▶ WHAT IS EXPECTED
Look for "Decode this chart: output" in the listing below, then copy exactly the line it appears in and all lines after it to the end, and nothing more.

▶ GIVEN DATA
- - -

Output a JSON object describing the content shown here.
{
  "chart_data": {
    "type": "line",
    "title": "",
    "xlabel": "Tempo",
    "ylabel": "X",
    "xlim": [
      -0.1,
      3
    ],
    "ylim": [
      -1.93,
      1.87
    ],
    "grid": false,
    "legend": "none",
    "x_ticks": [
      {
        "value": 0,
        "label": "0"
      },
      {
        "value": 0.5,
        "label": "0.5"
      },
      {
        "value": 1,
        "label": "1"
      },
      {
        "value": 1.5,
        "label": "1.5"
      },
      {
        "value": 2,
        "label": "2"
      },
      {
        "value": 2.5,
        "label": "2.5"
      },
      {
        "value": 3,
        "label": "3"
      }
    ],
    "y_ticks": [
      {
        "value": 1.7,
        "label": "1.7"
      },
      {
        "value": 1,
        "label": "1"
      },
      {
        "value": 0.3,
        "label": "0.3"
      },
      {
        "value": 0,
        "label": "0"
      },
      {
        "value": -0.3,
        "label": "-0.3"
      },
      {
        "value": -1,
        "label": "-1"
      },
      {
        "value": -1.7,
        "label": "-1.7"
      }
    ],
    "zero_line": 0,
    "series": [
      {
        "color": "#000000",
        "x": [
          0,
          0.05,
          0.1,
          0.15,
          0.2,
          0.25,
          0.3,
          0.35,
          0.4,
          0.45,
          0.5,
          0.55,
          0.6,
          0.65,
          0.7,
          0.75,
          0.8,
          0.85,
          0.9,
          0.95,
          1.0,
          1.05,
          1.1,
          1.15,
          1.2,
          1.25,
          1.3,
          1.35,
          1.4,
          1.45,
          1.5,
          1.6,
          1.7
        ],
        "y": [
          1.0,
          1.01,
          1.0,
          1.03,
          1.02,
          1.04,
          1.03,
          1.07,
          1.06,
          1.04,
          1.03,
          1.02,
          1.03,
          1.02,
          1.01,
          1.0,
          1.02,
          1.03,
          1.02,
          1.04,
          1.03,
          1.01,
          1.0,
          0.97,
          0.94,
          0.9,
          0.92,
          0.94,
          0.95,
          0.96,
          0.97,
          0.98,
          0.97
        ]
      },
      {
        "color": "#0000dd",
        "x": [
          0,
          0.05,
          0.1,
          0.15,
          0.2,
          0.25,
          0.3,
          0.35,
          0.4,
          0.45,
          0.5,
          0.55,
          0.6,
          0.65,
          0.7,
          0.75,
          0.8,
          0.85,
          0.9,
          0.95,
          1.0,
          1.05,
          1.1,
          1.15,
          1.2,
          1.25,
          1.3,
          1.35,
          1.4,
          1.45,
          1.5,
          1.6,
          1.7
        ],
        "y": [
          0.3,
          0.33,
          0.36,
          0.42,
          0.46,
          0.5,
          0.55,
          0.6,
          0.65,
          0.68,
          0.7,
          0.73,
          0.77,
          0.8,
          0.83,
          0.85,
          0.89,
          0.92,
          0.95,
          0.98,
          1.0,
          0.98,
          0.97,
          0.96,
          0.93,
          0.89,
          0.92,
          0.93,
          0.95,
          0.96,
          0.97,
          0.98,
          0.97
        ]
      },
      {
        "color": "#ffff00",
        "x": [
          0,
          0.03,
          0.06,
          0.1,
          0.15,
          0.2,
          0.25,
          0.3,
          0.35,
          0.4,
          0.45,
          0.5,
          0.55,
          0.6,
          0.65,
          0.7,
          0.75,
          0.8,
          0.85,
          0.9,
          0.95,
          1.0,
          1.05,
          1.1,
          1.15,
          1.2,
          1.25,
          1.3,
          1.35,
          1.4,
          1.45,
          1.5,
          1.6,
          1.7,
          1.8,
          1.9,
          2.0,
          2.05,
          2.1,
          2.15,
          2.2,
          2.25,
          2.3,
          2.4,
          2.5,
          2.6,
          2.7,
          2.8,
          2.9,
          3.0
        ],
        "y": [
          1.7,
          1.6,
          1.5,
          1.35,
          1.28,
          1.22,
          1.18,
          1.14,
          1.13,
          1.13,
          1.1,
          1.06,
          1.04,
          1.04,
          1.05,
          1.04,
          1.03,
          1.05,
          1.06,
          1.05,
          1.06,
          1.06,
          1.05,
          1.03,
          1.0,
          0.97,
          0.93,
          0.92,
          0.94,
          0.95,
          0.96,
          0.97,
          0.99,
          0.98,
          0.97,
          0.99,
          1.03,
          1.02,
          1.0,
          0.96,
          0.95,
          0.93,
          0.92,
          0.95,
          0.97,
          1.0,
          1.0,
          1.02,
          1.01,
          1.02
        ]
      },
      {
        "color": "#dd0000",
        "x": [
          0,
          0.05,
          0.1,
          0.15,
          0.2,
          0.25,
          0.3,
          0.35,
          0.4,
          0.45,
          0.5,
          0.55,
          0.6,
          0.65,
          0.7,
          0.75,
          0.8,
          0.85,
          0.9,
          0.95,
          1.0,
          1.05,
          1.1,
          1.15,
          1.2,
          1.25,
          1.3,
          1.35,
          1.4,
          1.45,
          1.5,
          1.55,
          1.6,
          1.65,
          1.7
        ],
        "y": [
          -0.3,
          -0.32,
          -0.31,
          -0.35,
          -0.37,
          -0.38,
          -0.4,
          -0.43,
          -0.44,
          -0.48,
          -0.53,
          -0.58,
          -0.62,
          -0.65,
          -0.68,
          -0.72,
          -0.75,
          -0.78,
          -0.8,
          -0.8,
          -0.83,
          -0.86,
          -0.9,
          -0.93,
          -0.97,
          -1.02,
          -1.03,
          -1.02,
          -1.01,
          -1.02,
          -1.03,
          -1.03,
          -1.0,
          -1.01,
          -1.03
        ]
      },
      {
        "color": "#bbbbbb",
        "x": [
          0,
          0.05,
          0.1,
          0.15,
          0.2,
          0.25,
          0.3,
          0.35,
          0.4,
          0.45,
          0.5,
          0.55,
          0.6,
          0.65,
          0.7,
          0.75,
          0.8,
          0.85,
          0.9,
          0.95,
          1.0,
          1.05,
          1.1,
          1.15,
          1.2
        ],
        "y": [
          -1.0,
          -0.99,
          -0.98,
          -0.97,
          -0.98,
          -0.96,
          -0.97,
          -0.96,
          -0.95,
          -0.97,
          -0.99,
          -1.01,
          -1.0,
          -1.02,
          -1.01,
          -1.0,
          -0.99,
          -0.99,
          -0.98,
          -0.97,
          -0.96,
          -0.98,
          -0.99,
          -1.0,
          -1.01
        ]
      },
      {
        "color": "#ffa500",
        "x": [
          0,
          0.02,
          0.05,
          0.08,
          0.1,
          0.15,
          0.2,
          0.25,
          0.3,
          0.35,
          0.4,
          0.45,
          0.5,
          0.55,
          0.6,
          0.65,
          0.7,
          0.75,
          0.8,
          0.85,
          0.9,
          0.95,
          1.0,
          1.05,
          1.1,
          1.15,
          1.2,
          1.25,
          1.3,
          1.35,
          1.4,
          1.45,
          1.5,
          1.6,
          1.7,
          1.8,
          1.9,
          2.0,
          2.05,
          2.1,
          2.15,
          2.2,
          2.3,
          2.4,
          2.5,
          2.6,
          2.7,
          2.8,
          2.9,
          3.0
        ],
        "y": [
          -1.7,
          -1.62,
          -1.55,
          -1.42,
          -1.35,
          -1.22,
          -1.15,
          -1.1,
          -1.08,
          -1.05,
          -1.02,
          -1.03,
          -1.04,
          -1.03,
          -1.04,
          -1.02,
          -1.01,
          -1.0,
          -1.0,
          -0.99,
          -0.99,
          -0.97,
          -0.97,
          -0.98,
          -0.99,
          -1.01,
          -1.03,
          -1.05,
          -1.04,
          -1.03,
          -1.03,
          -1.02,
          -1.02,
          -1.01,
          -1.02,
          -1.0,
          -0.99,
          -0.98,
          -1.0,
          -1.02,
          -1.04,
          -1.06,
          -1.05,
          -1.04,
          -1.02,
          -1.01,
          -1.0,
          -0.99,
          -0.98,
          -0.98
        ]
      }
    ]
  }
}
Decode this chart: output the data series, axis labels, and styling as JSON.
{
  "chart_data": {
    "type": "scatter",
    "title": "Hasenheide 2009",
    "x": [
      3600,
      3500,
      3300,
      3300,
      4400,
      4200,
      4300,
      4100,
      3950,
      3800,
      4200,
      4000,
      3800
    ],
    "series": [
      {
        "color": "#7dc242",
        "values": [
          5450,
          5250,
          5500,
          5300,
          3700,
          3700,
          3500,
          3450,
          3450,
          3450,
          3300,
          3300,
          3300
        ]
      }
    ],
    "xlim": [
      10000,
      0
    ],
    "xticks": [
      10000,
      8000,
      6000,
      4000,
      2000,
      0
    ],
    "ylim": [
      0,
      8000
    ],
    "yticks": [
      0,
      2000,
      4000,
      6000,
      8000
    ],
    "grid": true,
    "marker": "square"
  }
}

- - -

▶ REPLY TO THE TASK
Decode this chart: output the data series, axis labels, and styling as JSON.
{
  "chart_data": {
    "type": "scatter",
    "title": "Hasenheide 2009",
    "x": [
      3600,
      3500,
      3300,
      3300,
      4400,
      4200,
      4300,
      4100,
      3950,
      3800,
      4200,
      4000,
      3800
    ],
    "series": [
      {
        "color": "#7dc242",
        "values": [
          5450,
          5250,
          5500,
          5300,
          3700,
          3700,
          3500,
          3450,
          3450,
          3450,
          3300,
          3300,
          3300
        ]
      }
    ],
    "xlim": [
      10000,
      0
    ],
    "xticks": [
      10000,
      8000,
      6000,
      4000,
      2000,
      0
    ],
    "ylim": [
      0,
      8000
    ],
    "yticks": [
      0,
      2000,
      4000,
      6000,
      8000
    ],
    "grid": true,
    "marker": "square"
  }
}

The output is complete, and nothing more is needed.